Begin PROVIDED RECORDS

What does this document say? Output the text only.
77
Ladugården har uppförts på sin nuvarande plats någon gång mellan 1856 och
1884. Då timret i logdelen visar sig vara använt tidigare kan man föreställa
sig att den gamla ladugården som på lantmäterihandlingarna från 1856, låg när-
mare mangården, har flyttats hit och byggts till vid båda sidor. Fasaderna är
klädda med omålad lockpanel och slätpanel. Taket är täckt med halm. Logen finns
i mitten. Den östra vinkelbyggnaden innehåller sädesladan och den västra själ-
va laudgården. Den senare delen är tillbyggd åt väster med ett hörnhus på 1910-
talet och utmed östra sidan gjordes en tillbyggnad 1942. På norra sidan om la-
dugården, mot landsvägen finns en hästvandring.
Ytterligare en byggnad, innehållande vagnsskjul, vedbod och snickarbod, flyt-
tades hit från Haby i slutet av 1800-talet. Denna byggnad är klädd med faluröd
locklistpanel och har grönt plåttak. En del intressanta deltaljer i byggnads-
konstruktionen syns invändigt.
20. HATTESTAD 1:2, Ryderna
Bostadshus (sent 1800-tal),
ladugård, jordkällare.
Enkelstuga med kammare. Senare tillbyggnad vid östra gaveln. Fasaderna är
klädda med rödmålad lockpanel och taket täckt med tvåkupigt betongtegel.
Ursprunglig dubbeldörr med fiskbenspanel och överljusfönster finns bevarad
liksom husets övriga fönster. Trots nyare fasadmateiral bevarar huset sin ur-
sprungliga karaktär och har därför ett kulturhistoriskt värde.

End PROVIDED RECORDS
Begin PROVIDED RECORDS

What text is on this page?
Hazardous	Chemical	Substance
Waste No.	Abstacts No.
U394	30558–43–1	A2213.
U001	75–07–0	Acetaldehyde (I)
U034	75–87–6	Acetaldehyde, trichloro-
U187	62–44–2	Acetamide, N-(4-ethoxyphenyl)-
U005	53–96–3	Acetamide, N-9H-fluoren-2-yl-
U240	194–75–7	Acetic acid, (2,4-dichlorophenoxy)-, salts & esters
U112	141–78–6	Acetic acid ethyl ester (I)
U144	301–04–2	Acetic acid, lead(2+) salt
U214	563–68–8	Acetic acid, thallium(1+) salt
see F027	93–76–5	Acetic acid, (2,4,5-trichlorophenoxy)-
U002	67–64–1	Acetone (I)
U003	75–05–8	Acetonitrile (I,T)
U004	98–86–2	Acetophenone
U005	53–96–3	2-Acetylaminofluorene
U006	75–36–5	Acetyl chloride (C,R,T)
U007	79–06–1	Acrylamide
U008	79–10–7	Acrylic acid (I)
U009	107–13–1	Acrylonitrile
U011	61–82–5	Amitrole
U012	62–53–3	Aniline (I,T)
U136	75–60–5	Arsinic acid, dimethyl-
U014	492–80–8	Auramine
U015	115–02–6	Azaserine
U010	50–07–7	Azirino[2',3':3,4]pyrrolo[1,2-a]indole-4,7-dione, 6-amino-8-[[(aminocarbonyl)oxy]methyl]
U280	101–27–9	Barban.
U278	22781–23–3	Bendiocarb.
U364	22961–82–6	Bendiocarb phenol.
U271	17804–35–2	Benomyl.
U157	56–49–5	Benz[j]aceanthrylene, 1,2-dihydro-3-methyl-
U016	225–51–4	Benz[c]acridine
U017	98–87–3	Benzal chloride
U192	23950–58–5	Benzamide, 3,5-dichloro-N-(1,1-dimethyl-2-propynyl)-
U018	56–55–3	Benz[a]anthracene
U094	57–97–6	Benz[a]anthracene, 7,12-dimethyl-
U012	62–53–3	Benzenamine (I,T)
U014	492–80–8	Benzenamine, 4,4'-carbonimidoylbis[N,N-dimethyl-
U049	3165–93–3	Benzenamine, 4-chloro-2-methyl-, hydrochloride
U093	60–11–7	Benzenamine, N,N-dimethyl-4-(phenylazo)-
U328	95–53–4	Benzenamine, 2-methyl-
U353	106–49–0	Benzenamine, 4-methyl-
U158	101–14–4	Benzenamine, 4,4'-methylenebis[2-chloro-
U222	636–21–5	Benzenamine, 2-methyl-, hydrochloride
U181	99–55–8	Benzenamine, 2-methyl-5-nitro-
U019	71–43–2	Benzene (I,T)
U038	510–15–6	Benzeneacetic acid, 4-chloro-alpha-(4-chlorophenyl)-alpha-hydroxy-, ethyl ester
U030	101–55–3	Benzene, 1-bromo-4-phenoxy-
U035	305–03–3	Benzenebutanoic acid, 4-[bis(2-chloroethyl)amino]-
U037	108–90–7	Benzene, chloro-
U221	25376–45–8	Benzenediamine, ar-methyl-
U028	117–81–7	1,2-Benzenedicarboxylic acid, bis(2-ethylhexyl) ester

End PROVIDED RECORDS
Begin PROVIDED RECORDS

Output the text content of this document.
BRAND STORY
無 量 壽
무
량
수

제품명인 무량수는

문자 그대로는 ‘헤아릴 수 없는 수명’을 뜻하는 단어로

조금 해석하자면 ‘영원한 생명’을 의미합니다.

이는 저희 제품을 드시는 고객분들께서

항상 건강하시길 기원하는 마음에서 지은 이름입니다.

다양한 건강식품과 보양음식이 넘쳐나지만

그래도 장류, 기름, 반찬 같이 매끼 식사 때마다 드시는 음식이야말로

End PROVIDED RECORDS

## PROBLEM REQUIREMENTS
Show every line of the listing in which the string "Acetamide" can be found.

## COMPLETED EXERCISE
U187	62–44–2	Acetamide, N-(4-ethoxyphenyl)-
U005	53–96–3	Acetamide, N-9H-fluoren-2-yl-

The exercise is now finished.